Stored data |
== == ==
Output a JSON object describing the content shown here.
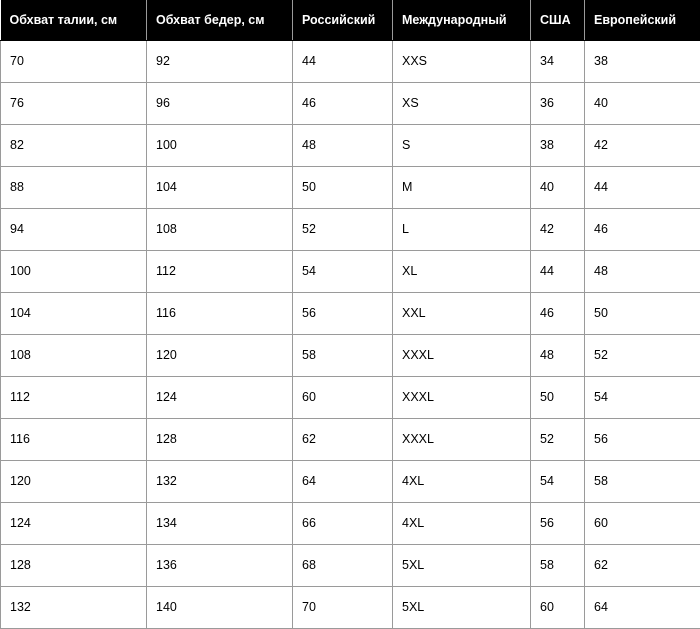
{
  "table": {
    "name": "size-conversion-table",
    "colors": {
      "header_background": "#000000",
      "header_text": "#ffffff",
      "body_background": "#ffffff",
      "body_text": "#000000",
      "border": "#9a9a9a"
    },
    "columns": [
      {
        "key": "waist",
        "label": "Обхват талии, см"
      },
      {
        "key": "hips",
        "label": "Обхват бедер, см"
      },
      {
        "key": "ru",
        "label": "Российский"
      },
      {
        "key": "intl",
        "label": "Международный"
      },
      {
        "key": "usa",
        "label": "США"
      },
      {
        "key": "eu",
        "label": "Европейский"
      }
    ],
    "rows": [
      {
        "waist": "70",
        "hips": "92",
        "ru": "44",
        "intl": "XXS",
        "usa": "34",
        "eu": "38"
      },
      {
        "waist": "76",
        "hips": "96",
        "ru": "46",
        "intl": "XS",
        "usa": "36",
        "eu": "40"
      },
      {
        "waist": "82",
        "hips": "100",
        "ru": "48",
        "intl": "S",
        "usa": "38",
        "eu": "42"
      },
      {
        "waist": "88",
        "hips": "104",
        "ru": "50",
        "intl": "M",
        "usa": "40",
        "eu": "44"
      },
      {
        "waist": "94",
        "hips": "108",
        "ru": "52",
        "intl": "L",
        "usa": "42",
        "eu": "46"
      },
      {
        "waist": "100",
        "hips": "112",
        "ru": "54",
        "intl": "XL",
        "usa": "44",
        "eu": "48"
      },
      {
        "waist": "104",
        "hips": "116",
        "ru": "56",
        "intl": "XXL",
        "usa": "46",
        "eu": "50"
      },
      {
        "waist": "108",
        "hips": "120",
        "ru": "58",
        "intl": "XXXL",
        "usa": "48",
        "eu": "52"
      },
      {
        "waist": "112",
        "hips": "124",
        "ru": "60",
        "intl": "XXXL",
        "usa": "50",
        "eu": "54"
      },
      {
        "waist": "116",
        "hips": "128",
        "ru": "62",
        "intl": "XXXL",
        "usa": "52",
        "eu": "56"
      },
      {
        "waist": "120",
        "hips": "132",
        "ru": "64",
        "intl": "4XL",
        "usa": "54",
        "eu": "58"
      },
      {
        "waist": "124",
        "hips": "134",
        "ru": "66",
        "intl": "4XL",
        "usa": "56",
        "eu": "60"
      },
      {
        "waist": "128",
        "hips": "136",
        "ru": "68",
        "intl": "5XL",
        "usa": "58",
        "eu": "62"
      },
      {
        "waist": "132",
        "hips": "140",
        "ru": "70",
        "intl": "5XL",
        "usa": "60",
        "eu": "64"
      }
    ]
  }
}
== == ==
Exercise goal |
Each line of the material must be retyped exactly, except that images are omitted.

Final answer |
Output a JSON object describing the content shown here.
{
  "table": {
    "name": "size-conversion-table",
    "colors": {
      "header_background": "#000000",
      "header_text": "#ffffff",
      "body_background": "#ffffff",
      "body_text": "#000000",
      "border": "#9a9a9a"
    },
    "columns": [
      {
        "key": "waist",
        "label": "Обхват талии, см"
      },
      {
        "key": "hips",
        "label": "Обхват бедер, см"
      },
      {
        "key": "ru",
        "label": "Российский"
      },
      {
        "key": "intl",
        "label": "Международный"
      },
      {
        "key": "usa",
        "label": "США"
      },
      {
        "key": "eu",
        "label": "Европейский"
      }
    ],
    "rows": [
      {
        "waist": "70",
        "hips": "92",
        "ru": "44",
        "intl": "XXS",
        "usa": "34",
        "eu": "38"
      },
      {
        "waist": "76",
        "hips": "96",
        "ru": "46",
        "intl": "XS",
        "usa": "36",
        "eu": "40"
      },
      {
        "waist": "82",
        "hips": "100",
        "ru": "48",
        "intl": "S",
        "usa": "38",
        "eu": "42"
      },
      {
        "waist": "88",
        "hips": "104",
        "ru": "50",
        "intl": "M",
        "usa": "40",
        "eu": "44"
      },
      {
        "waist": "94",
        "hips": "108",
        "ru": "52",
        "intl": "L",
        "usa": "42",
        "eu": "46"
      },
      {
        "waist": "100",
        "hips": "112",
        "ru": "54",
        "intl": "XL",
        "usa": "44",
        "eu": "48"
      },
      {
        "waist": "104",
        "hips": "116",
        "ru": "56",
        "intl": "XXL",
        "usa": "46",
        "eu": "50"
      },
      {
        "waist": "108",
        "hips": "120",
        "ru": "58",
        "intl": "XXXL",
        "usa": "48",
        "eu": "52"
      },
      {
        "waist": "112",
        "hips": "124",
        "ru": "60",
        "intl": "XXXL",
        "usa": "50",
        "eu": "54"
      },
      {
        "waist": "116",
        "hips": "128",
        "ru": "62",
        "intl": "XXXL",
        "usa": "52",
        "eu": "56"
      },
      {
        "waist": "120",
        "hips": "132",
        "ru": "64",
        "intl": "4XL",
        "usa": "54",
        "eu": "58"
      },
      {
        "waist": "124",
        "hips": "134",
        "ru": "66",
        "intl": "4XL",
        "usa": "56",
        "eu": "60"
      },
      {
        "waist": "128",
        "hips": "136",
        "ru": "68",
        "intl": "5XL",
        "usa": "58",
        "eu": "62"
      },
      {
        "waist": "132",
        "hips": "140",
        "ru": "70",
        "intl": "5XL",
        "usa": "60",
        "eu": "64"
      }
    ]
  }
}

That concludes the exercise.